[Data entries for graphics]
* * * * * * *

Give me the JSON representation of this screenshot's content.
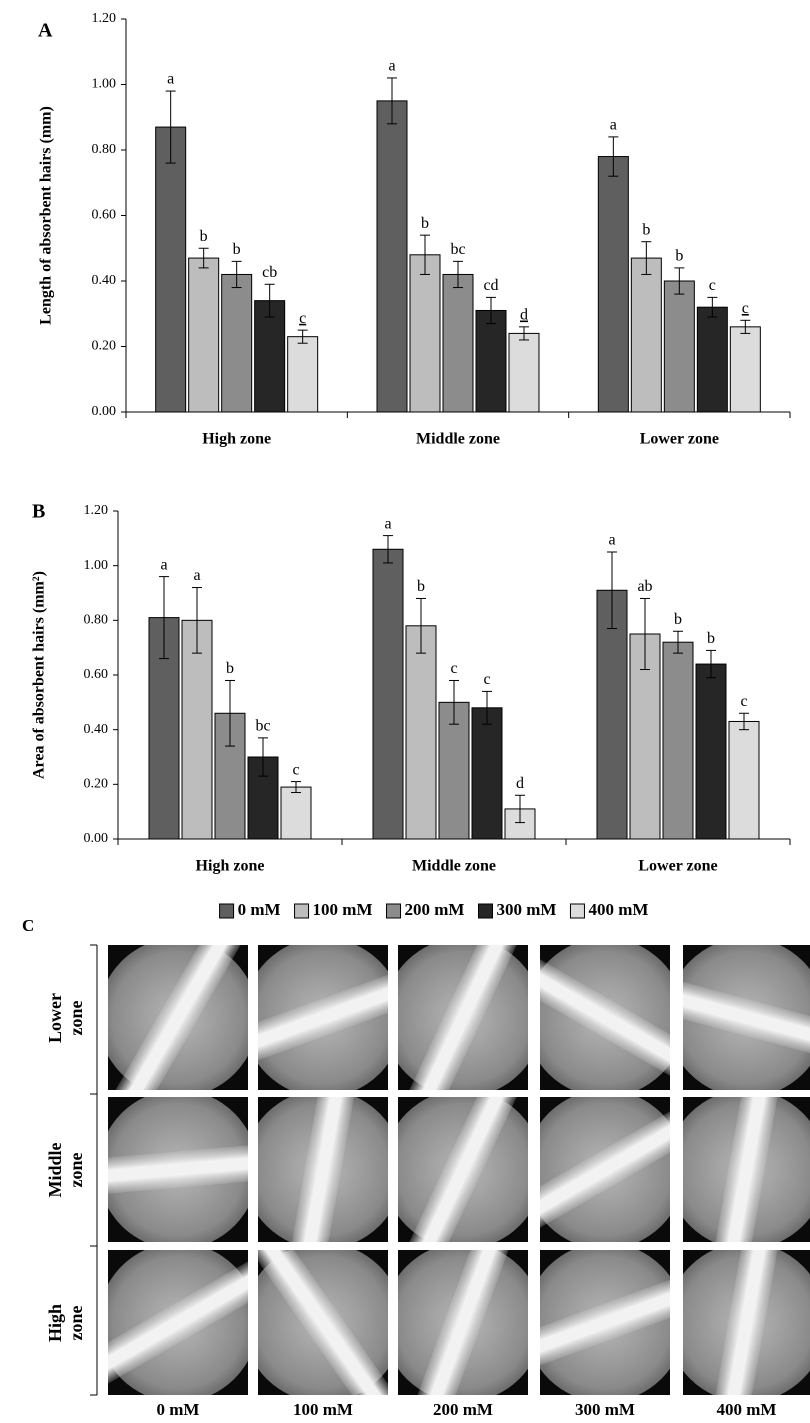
{
  "chart_data": [
    {
      "type": "bar",
      "panel_label": "A",
      "y_label": "Length of absorbent hairs (mm)",
      "categories": [
        "High zone",
        "Middle zone",
        "Lower zone"
      ],
      "series": [
        {
          "color": "#5f5f5f",
          "values": [
            0.87,
            0.95,
            0.78
          ],
          "errors": [
            0.11,
            0.07,
            0.06
          ],
          "letters": [
            "a",
            "a",
            "a"
          ]
        },
        {
          "color": "#bdbdbd",
          "values": [
            0.47,
            0.48,
            0.47
          ],
          "errors": [
            0.03,
            0.06,
            0.05
          ],
          "letters": [
            "b",
            "b",
            "b"
          ]
        },
        {
          "color": "#8c8c8c",
          "values": [
            0.42,
            0.42,
            0.4
          ],
          "errors": [
            0.04,
            0.04,
            0.04
          ],
          "letters": [
            "b",
            "bc",
            "b"
          ]
        },
        {
          "color": "#262626",
          "values": [
            0.34,
            0.31,
            0.32
          ],
          "errors": [
            0.05,
            0.04,
            0.03
          ],
          "letters": [
            "cb",
            "cd",
            "c"
          ]
        },
        {
          "color": "#dcdcdc",
          "values": [
            0.23,
            0.24,
            0.26
          ],
          "errors": [
            0.02,
            0.02,
            0.02
          ],
          "letters": [
            "c",
            "d",
            "c"
          ],
          "letters_underlined": true
        }
      ],
      "ylim": [
        0,
        1.2
      ],
      "yticks": [
        {
          "value": 0,
          "label": "0.00"
        },
        {
          "value": 0.2,
          "label": "0.20"
        },
        {
          "value": 0.4,
          "label": "0.40"
        },
        {
          "value": 0.6,
          "label": "0.60"
        },
        {
          "value": 0.8,
          "label": "0.80"
        },
        {
          "value": 1,
          "label": "1.00"
        },
        {
          "value": 1.2,
          "label": "1.20"
        }
      ]
    },
    {
      "type": "bar",
      "panel_label": "B",
      "y_label": "Area of absorbent hairs (mm²)",
      "categories": [
        "High zone",
        "Middle zone",
        "Lower zone"
      ],
      "series": [
        {
          "name": "0 mM",
          "color": "#5f5f5f",
          "values": [
            0.81,
            1.06,
            0.91
          ],
          "errors": [
            0.15,
            0.05,
            0.14
          ],
          "letters": [
            "a",
            "a",
            "a"
          ]
        },
        {
          "name": "100 mM",
          "color": "#bdbdbd",
          "values": [
            0.8,
            0.78,
            0.75
          ],
          "errors": [
            0.12,
            0.1,
            0.13
          ],
          "letters": [
            "a",
            "b",
            "ab"
          ]
        },
        {
          "name": "200 mM",
          "color": "#8c8c8c",
          "values": [
            0.46,
            0.5,
            0.72
          ],
          "errors": [
            0.12,
            0.08,
            0.04
          ],
          "letters": [
            "b",
            "c",
            "b"
          ]
        },
        {
          "name": "300 mM",
          "color": "#262626",
          "values": [
            0.3,
            0.48,
            0.64
          ],
          "errors": [
            0.07,
            0.06,
            0.05
          ],
          "letters": [
            "bc",
            "c",
            "b"
          ]
        },
        {
          "name": "400 mM",
          "color": "#dcdcdc",
          "values": [
            0.19,
            0.11,
            0.43
          ],
          "errors": [
            0.02,
            0.05,
            0.03
          ],
          "letters": [
            "c",
            "d",
            "c"
          ]
        }
      ],
      "ylim": [
        0,
        1.2
      ],
      "yticks": [
        {
          "value": 0,
          "label": "0.00"
        },
        {
          "value": 0.2,
          "label": "0.20"
        },
        {
          "value": 0.4,
          "label": "0.40"
        },
        {
          "value": 0.6,
          "label": "0.60"
        },
        {
          "value": 0.8,
          "label": "0.80"
        },
        {
          "value": 1,
          "label": "1.00"
        },
        {
          "value": 1.2,
          "label": "1.20"
        }
      ],
      "legend": "bottom"
    }
  ],
  "panel_c": {
    "label": "C",
    "rows": [
      "Lower zone",
      "Middle zone",
      "High zone"
    ],
    "columns": [
      "0 mM",
      "100 mM",
      "200 mM",
      "300 mM",
      "400 mM"
    ]
  }
}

* * * * * * *

## [Given request]
Copy out the whole listing exactly, and don't carry over any pictures.

## [Output of the task]
Give me the JSON representation of this screenshot's content.
{
  "chart_data": [
    {
      "type": "bar",
      "panel_label": "A",
      "y_label": "Length of absorbent hairs (mm)",
      "categories": [
        "High zone",
        "Middle zone",
        "Lower zone"
      ],
      "series": [
        {
          "color": "#5f5f5f",
          "values": [
            0.87,
            0.95,
            0.78
          ],
          "errors": [
            0.11,
            0.07,
            0.06
          ],
          "letters": [
            "a",
            "a",
            "a"
          ]
        },
        {
          "color": "#bdbdbd",
          "values": [
            0.47,
            0.48,
            0.47
          ],
          "errors": [
            0.03,
            0.06,
            0.05
          ],
          "letters": [
            "b",
            "b",
            "b"
          ]
        },
        {
          "color": "#8c8c8c",
          "values": [
            0.42,
            0.42,
            0.4
          ],
          "errors": [
            0.04,
            0.04,
            0.04
          ],
          "letters": [
            "b",
            "bc",
            "b"
          ]
        },
        {
          "color": "#262626",
          "values": [
            0.34,
            0.31,
            0.32
          ],
          "errors": [
            0.05,
            0.04,
            0.03
          ],
          "letters": [
            "cb",
            "cd",
            "c"
          ]
        },
        {
          "color": "#dcdcdc",
          "values": [
            0.23,
            0.24,
            0.26
          ],
          "errors": [
            0.02,
            0.02,
            0.02
          ],
          "letters": [
            "c",
            "d",
            "c"
          ],
          "letters_underlined": true
        }
      ],
      "ylim": [
        0,
        1.2
      ],
      "yticks": [
        {
          "value": 0,
          "label": "0.00"
        },
        {
          "value": 0.2,
          "label": "0.20"
        },
        {
          "value": 0.4,
          "label": "0.40"
        },
        {
          "value": 0.6,
          "label": "0.60"
        },
        {
          "value": 0.8,
          "label": "0.80"
        },
        {
          "value": 1,
          "label": "1.00"
        },
        {
          "value": 1.2,
          "label": "1.20"
        }
      ]
    },
    {
      "type": "bar",
      "panel_label": "B",
      "y_label": "Area of absorbent hairs (mm²)",
      "categories": [
        "High zone",
        "Middle zone",
        "Lower zone"
      ],
      "series": [
        {
          "name": "0 mM",
          "color": "#5f5f5f",
          "values": [
            0.81,
            1.06,
            0.91
          ],
          "errors": [
            0.15,
            0.05,
            0.14
          ],
          "letters": [
            "a",
            "a",
            "a"
          ]
        },
        {
          "name": "100 mM",
          "color": "#bdbdbd",
          "values": [
            0.8,
            0.78,
            0.75
          ],
          "errors": [
            0.12,
            0.1,
            0.13
          ],
          "letters": [
            "a",
            "b",
            "ab"
          ]
        },
        {
          "name": "200 mM",
          "color": "#8c8c8c",
          "values": [
            0.46,
            0.5,
            0.72
          ],
          "errors": [
            0.12,
            0.08,
            0.04
          ],
          "letters": [
            "b",
            "c",
            "b"
          ]
        },
        {
          "name": "300 mM",
          "color": "#262626",
          "values": [
            0.3,
            0.48,
            0.64
          ],
          "errors": [
            0.07,
            0.06,
            0.05
          ],
          "letters": [
            "bc",
            "c",
            "b"
          ]
        },
        {
          "name": "400 mM",
          "color": "#dcdcdc",
          "values": [
            0.19,
            0.11,
            0.43
          ],
          "errors": [
            0.02,
            0.05,
            0.03
          ],
          "letters": [
            "c",
            "d",
            "c"
          ]
        }
      ],
      "ylim": [
        0,
        1.2
      ],
      "yticks": [
        {
          "value": 0,
          "label": "0.00"
        },
        {
          "value": 0.2,
          "label": "0.20"
        },
        {
          "value": 0.4,
          "label": "0.40"
        },
        {
          "value": 0.6,
          "label": "0.60"
        },
        {
          "value": 0.8,
          "label": "0.80"
        },
        {
          "value": 1,
          "label": "1.00"
        },
        {
          "value": 1.2,
          "label": "1.20"
        }
      ],
      "legend": "bottom"
    }
  ],
  "panel_c": {
    "label": "C",
    "rows": [
      "Lower zone",
      "Middle zone",
      "High zone"
    ],
    "columns": [
      "0 mM",
      "100 mM",
      "200 mM",
      "300 mM",
      "400 mM"
    ]
  }
}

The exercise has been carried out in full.